#### Written request:
Across the listing below, count the lines that mention the string "高橋清隆の文書館". Reply with the figure only.

#### Record set:
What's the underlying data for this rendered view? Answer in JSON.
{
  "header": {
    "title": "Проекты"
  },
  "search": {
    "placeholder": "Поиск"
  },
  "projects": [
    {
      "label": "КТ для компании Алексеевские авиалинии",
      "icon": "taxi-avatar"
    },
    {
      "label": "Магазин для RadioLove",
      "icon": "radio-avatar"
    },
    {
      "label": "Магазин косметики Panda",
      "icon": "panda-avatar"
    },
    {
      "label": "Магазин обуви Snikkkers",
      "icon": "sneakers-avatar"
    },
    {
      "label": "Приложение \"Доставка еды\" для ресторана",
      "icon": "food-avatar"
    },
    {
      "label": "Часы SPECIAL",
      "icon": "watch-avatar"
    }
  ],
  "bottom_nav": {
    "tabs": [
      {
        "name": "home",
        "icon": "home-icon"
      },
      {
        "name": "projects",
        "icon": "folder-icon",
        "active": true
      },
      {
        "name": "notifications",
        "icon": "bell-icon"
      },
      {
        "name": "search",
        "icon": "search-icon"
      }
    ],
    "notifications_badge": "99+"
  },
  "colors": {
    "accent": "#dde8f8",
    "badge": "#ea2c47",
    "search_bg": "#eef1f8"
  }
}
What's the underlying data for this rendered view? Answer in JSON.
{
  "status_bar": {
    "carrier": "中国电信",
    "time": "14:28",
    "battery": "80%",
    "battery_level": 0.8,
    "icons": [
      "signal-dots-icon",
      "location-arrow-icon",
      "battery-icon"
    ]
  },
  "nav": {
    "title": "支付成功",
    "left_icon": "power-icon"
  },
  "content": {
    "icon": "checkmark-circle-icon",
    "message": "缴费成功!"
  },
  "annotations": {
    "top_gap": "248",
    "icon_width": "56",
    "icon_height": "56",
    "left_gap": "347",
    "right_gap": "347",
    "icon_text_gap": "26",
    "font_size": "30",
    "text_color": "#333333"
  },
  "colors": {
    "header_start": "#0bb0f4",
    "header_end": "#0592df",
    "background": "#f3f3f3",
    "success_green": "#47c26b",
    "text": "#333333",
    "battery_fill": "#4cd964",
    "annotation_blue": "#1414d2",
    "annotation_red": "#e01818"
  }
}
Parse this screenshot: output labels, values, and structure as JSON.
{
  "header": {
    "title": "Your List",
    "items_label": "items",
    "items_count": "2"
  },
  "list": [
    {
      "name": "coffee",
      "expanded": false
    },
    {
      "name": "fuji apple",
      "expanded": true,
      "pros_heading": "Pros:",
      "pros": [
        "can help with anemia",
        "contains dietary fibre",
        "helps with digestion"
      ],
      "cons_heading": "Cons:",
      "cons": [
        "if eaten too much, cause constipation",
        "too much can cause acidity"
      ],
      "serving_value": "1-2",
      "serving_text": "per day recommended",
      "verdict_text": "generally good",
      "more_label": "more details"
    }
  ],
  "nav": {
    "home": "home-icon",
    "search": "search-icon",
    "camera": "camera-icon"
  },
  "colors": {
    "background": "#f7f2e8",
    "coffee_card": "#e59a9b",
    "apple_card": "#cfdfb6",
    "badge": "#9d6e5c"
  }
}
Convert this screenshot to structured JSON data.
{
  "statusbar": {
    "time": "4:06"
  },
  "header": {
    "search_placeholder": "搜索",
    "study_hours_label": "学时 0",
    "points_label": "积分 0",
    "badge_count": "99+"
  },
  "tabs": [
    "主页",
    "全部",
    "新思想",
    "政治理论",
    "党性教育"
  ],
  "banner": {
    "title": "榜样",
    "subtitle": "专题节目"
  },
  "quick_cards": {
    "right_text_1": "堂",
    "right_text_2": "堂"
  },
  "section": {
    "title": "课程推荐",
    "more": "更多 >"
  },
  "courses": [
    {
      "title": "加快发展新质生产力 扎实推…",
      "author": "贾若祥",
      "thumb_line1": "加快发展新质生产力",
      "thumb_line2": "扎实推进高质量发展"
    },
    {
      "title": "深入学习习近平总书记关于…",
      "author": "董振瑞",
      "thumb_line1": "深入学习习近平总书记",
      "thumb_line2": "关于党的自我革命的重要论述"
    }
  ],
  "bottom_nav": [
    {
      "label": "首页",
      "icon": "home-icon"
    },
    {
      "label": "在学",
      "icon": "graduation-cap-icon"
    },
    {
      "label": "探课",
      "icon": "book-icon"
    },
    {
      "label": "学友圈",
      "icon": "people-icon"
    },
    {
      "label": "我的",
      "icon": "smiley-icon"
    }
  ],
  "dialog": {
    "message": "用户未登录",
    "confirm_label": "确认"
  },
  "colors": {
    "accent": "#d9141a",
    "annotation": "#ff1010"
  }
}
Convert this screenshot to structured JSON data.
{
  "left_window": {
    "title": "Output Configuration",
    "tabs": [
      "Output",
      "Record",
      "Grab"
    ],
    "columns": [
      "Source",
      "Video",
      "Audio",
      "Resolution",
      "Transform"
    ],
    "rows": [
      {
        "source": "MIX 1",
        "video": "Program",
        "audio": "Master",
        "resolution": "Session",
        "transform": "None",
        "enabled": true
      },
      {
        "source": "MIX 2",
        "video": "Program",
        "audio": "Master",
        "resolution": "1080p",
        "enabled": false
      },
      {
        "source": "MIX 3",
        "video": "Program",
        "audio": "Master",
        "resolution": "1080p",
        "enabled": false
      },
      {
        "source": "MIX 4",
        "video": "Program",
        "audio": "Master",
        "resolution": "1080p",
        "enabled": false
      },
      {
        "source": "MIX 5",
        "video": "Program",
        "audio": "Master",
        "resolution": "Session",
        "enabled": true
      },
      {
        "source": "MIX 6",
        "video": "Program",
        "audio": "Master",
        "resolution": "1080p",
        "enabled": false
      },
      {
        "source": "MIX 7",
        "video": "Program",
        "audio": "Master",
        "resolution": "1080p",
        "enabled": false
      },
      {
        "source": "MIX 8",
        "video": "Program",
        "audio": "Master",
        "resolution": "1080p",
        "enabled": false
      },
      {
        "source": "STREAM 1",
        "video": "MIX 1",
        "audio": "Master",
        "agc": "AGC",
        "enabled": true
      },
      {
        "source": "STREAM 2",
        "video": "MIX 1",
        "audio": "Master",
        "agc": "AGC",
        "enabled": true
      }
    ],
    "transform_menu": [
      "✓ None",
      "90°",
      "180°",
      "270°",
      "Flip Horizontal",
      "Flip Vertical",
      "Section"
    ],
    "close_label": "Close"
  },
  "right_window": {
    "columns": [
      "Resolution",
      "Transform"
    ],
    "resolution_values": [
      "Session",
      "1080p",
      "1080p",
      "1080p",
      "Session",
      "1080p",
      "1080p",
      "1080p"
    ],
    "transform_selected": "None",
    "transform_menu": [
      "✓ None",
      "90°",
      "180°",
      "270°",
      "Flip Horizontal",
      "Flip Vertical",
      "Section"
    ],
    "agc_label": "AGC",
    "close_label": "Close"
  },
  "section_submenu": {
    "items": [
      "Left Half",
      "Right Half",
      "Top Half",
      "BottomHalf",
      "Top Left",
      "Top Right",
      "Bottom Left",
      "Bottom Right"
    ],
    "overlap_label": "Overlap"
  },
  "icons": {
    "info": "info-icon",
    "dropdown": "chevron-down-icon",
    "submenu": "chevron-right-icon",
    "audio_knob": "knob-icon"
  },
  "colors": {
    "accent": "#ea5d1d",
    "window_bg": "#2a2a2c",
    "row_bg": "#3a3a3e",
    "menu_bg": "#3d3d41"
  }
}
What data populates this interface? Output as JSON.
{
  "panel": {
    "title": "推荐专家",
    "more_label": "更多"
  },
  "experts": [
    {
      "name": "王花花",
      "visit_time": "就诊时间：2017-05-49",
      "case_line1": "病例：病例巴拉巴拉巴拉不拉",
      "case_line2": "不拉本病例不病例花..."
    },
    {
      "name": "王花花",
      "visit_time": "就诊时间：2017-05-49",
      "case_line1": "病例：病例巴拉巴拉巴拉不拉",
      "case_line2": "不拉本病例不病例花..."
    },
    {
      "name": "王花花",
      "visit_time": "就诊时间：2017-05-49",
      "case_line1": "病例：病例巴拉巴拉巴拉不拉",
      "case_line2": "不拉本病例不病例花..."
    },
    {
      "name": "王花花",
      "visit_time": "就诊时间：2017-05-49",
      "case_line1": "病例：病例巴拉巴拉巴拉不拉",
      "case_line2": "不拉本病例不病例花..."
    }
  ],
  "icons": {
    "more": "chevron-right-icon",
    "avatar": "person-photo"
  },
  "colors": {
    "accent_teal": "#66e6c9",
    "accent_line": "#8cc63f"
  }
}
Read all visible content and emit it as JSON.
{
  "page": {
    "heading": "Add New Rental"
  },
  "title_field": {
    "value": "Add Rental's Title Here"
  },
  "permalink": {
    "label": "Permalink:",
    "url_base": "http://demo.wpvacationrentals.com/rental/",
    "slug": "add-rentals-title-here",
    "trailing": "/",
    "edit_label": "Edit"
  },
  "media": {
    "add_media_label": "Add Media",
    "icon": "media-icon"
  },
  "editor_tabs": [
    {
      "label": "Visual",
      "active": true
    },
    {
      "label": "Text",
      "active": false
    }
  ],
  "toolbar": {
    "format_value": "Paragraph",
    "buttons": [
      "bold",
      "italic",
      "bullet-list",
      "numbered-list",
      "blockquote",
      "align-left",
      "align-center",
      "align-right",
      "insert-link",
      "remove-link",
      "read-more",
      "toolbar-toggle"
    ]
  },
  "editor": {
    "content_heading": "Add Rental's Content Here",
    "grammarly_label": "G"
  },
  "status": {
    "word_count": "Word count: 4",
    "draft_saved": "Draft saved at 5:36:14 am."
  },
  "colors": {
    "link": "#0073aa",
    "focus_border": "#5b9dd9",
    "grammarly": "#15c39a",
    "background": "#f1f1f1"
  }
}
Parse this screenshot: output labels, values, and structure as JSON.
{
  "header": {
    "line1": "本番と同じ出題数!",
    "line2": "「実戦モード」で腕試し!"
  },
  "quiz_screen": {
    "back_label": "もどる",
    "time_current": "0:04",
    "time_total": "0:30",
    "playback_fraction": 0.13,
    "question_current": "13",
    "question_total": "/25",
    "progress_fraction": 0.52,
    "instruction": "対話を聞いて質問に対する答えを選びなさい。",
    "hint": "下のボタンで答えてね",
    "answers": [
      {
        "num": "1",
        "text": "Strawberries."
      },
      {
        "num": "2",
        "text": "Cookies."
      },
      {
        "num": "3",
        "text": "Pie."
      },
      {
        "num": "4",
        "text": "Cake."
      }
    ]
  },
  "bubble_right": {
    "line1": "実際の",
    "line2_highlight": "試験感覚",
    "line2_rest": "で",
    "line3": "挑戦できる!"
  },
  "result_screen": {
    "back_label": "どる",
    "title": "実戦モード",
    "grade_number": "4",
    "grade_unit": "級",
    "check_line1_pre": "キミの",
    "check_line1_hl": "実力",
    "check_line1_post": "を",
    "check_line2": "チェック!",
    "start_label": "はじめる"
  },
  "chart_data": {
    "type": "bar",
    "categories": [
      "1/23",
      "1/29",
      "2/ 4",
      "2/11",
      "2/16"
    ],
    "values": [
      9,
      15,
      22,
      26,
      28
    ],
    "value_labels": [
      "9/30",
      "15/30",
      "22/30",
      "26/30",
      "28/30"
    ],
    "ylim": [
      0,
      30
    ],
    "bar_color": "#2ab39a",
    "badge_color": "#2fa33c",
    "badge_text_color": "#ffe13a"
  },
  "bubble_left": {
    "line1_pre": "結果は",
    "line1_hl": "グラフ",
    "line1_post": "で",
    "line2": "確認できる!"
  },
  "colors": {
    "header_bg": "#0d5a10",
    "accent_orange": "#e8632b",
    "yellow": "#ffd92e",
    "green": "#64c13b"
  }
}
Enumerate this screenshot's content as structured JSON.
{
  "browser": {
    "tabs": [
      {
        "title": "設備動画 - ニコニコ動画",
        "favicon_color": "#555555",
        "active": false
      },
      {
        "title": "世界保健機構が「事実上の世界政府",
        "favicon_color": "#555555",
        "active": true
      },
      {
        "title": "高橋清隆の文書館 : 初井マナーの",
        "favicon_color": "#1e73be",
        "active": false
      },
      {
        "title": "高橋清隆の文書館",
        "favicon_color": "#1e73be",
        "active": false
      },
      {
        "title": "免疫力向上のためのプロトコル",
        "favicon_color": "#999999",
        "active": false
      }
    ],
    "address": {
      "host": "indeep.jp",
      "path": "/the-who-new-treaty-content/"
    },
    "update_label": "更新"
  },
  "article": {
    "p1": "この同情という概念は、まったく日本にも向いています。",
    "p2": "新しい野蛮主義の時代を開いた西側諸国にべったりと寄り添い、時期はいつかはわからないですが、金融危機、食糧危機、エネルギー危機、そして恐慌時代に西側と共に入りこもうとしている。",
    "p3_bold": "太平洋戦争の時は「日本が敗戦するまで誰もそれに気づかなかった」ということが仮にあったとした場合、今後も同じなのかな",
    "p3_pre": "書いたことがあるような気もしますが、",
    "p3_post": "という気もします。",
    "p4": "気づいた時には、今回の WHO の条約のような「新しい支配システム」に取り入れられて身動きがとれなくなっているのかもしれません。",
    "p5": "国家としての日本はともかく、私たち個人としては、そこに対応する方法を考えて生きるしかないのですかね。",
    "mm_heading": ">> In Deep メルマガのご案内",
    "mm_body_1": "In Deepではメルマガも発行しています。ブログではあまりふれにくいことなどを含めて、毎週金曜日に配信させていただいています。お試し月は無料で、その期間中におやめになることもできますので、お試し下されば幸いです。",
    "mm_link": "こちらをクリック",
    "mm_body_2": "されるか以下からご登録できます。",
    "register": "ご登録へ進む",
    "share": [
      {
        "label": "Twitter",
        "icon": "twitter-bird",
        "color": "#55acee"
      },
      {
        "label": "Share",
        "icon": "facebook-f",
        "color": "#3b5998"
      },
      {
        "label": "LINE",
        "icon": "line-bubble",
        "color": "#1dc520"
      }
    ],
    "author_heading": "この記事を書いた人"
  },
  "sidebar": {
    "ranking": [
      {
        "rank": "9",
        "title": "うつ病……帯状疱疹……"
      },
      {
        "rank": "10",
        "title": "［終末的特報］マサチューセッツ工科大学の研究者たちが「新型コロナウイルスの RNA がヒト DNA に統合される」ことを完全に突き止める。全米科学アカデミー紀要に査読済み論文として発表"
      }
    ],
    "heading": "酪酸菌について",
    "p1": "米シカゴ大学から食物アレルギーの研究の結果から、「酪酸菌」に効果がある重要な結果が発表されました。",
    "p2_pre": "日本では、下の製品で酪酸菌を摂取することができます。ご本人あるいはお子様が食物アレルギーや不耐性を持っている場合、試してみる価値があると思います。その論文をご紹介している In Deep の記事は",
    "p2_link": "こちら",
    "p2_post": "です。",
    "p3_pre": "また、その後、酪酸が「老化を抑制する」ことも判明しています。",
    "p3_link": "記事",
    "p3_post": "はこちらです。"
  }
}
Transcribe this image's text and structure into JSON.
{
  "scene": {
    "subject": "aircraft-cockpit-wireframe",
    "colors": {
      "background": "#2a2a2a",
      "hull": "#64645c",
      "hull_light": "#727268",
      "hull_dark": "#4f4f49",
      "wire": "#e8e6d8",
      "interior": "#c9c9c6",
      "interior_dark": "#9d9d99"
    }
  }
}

#### Exercise solution:
2